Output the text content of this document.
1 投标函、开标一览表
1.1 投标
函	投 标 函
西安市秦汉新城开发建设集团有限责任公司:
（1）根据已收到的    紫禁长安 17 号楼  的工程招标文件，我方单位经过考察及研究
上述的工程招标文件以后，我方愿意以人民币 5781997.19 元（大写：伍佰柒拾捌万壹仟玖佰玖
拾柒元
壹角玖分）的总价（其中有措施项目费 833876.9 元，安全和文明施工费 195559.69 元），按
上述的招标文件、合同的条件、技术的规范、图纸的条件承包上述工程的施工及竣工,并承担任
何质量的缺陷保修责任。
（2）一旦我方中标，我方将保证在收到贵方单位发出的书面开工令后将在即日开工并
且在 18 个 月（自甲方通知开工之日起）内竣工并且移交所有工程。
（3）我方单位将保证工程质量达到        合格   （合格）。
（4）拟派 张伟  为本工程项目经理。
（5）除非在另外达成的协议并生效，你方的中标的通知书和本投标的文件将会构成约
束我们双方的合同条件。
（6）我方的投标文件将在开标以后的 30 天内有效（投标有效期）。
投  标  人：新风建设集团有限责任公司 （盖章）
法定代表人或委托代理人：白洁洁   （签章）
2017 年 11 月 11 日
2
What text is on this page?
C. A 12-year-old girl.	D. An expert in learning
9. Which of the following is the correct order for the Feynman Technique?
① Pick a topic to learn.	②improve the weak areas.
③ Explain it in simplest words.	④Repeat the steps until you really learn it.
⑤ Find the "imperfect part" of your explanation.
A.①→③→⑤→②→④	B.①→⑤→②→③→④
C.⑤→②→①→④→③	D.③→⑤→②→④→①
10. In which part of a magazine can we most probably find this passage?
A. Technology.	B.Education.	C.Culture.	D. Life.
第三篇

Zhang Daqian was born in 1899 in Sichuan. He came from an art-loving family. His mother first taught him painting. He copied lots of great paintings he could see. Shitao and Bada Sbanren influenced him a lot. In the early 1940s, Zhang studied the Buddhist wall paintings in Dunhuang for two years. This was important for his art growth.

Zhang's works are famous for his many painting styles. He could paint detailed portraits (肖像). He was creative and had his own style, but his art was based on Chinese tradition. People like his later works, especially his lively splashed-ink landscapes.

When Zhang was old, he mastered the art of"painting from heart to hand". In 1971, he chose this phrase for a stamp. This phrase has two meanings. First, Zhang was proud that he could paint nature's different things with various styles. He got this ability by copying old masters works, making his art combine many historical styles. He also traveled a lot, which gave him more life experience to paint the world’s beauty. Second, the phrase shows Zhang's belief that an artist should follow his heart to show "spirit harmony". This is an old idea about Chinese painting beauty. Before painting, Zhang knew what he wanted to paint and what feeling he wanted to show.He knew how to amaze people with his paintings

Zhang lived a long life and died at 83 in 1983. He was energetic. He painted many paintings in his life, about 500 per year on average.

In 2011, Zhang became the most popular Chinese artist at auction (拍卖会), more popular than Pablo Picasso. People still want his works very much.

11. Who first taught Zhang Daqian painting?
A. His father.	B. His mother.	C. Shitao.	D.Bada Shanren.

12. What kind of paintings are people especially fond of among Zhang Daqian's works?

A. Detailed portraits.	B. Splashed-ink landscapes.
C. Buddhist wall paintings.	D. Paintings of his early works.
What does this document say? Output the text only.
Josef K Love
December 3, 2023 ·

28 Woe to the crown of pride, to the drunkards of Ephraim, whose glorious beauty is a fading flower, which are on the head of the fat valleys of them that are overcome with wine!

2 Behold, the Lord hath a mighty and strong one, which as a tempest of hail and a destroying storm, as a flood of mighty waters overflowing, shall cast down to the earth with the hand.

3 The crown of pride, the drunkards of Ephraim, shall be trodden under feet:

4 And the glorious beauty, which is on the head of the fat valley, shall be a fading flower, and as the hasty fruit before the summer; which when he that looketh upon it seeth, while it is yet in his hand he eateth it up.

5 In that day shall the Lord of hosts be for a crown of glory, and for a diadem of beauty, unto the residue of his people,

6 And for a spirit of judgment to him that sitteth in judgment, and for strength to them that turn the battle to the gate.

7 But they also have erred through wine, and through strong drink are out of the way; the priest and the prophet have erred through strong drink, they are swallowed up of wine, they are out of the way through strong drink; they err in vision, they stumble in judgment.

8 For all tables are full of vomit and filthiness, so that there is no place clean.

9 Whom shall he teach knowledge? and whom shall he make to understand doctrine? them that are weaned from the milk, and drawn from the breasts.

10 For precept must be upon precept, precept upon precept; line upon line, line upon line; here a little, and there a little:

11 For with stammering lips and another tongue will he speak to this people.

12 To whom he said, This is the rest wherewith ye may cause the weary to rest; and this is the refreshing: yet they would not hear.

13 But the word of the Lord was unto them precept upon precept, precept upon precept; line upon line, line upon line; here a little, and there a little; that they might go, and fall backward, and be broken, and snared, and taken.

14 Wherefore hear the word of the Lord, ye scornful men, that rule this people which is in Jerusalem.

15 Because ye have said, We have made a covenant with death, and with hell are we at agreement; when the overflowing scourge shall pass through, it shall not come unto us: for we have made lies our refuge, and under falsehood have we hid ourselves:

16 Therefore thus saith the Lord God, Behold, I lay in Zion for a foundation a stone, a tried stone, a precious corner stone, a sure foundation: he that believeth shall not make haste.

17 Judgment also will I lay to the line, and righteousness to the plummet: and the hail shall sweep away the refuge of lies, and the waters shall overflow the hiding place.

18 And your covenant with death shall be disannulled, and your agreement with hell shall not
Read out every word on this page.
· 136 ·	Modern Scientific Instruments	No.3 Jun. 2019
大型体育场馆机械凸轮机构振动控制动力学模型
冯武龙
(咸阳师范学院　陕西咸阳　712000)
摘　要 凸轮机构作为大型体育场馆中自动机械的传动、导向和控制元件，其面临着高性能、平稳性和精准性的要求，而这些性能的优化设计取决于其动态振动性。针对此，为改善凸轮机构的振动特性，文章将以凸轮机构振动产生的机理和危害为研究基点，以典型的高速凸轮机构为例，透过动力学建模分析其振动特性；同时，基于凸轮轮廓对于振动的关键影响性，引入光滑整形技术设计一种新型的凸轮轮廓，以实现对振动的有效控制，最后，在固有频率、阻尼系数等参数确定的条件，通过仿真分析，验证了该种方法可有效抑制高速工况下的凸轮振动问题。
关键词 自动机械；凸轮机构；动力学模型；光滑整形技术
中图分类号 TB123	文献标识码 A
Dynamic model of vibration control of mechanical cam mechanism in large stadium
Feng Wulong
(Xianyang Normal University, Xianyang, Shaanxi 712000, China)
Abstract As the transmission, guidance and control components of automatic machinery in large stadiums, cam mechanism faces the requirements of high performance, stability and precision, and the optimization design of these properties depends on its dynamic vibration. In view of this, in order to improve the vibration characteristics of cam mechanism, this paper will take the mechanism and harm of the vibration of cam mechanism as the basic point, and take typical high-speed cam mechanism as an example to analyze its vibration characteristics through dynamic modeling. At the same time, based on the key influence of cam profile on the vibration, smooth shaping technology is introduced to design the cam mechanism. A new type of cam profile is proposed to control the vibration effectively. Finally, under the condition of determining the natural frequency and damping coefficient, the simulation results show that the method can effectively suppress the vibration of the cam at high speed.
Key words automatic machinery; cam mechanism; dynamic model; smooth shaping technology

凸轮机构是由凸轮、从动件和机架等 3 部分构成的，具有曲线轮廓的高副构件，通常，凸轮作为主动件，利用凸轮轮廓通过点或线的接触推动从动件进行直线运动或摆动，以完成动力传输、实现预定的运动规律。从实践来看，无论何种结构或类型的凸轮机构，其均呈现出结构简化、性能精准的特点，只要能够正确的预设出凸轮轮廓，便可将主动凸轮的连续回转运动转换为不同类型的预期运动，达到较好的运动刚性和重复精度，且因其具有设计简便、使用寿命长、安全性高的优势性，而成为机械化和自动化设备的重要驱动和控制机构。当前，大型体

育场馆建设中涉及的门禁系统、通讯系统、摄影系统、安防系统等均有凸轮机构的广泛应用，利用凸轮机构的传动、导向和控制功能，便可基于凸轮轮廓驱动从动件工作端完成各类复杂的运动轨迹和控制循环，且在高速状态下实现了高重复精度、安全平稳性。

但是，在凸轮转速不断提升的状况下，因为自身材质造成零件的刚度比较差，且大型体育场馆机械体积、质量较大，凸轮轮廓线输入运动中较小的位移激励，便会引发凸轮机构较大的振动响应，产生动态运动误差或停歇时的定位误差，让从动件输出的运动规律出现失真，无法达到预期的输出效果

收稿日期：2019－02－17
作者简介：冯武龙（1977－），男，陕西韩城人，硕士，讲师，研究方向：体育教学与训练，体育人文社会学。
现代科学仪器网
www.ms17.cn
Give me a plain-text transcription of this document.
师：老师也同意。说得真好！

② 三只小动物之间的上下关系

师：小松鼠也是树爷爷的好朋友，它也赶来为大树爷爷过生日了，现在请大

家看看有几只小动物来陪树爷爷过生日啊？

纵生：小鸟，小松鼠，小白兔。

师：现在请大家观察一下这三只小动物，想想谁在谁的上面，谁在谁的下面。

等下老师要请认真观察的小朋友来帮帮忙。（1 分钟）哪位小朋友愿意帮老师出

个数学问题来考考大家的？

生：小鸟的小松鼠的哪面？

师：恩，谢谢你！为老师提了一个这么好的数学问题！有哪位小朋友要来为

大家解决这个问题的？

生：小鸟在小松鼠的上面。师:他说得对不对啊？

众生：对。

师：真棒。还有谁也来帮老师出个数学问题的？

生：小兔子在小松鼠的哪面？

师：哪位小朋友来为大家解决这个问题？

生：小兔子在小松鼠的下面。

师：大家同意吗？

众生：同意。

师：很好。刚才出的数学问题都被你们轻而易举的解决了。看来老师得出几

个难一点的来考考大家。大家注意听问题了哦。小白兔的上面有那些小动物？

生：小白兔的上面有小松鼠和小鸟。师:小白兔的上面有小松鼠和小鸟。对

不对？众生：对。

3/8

********************

#### PROBLEM TO SOLVE
Collect every line with the string "hell" from the records, and copy each.

#### ANSWER FOR THE TASK
15 Because ye have said, We have made a covenant with death, and with hell are we at agreement; when the overflowing scourge shall pass through, it shall not come unto us: for we have made lies our refuge, and under falsehood have we hid ourselves:
18 And your covenant with death shall be disannulled, and your agreement with hell shall not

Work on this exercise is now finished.